_Task to carry out:_
Gather each line of the entries below that includes "value".

^^^^^^^^^^^^^^^^

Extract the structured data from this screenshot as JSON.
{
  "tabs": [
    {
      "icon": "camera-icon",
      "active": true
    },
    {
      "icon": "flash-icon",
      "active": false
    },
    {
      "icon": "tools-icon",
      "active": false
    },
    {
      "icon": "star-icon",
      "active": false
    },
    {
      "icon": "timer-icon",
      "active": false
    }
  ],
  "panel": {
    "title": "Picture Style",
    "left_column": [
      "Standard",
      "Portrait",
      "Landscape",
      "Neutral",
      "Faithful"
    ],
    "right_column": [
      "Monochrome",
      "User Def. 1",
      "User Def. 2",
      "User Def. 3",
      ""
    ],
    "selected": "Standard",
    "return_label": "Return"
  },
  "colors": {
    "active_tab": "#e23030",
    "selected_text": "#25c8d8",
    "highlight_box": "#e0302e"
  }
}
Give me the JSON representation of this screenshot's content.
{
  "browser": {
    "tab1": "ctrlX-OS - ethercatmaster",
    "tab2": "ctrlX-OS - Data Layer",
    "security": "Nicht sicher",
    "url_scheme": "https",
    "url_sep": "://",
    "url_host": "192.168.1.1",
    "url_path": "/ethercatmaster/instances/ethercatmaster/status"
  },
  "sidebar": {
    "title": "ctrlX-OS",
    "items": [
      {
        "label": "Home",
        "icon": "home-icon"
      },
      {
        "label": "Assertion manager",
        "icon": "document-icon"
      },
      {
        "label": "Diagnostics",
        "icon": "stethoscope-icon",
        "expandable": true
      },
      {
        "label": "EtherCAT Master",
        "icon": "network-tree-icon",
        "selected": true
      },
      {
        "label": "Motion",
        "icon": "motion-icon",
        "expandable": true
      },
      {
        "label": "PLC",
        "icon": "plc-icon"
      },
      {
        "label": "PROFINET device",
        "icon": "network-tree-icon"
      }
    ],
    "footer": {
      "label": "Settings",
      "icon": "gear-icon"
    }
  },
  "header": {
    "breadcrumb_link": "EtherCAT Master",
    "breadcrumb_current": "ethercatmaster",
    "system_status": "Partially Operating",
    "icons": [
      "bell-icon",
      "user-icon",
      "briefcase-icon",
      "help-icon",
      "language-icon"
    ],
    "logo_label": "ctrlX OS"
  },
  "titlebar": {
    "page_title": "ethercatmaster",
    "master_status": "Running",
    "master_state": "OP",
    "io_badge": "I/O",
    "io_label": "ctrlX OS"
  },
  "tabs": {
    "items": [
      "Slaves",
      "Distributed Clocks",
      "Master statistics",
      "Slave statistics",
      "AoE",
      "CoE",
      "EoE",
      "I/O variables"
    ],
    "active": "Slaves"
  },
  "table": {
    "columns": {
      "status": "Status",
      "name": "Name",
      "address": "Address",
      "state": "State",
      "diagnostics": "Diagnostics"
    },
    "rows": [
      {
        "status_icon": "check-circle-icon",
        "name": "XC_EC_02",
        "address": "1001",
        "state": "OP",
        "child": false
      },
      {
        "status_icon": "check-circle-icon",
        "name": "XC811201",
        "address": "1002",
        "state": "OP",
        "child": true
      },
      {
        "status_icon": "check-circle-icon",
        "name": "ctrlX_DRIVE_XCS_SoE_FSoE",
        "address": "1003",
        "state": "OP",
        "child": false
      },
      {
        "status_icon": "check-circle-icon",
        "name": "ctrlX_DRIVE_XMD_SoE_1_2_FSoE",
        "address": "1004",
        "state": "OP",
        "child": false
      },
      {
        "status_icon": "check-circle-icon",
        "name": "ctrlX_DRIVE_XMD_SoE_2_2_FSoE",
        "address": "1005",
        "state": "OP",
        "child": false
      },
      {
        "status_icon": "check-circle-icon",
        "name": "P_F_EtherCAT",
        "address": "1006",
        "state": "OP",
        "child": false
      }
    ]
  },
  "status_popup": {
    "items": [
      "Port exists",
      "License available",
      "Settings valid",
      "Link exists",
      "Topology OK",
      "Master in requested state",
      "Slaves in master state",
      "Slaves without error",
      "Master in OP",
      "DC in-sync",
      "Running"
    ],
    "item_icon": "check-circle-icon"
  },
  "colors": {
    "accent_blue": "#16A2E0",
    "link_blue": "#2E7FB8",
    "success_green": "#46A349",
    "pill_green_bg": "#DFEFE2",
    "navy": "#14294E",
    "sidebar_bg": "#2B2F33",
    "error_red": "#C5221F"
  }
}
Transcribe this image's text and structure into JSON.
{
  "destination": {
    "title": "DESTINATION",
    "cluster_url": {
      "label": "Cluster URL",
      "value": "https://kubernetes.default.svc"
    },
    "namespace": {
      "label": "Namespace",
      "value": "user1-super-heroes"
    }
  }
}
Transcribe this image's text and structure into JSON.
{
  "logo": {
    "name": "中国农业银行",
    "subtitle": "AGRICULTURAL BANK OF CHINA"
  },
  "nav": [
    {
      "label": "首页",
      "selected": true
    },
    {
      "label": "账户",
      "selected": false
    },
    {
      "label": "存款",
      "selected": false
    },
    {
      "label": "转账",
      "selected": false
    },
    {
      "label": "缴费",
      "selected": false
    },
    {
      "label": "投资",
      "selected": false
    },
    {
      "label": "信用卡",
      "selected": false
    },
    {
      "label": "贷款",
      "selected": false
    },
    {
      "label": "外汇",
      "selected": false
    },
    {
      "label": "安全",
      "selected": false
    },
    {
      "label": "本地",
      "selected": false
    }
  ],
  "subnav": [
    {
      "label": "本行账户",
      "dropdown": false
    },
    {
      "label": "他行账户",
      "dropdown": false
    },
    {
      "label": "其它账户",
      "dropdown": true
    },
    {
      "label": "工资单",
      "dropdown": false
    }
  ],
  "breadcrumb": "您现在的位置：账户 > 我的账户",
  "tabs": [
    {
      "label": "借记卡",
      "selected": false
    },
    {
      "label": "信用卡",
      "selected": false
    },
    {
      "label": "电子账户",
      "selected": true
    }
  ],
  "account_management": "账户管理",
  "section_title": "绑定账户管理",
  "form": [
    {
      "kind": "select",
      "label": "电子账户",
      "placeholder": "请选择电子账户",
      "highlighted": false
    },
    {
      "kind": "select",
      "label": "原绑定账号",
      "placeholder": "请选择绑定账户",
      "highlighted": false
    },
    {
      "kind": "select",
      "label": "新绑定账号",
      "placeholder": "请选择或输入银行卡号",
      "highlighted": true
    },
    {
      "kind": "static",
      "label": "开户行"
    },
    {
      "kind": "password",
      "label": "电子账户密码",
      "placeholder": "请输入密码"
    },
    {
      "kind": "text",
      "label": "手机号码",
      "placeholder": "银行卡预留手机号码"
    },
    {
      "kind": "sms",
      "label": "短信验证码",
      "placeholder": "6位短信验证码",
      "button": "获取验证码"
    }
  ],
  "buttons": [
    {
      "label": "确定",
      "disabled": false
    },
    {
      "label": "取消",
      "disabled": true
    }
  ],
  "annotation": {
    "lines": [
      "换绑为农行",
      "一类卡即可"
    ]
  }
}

^^^^^^^^^^^^^^^^

_Written response:_
      "value": "https://kubernetes.default.svc"
      "value": "user1-super-heroes"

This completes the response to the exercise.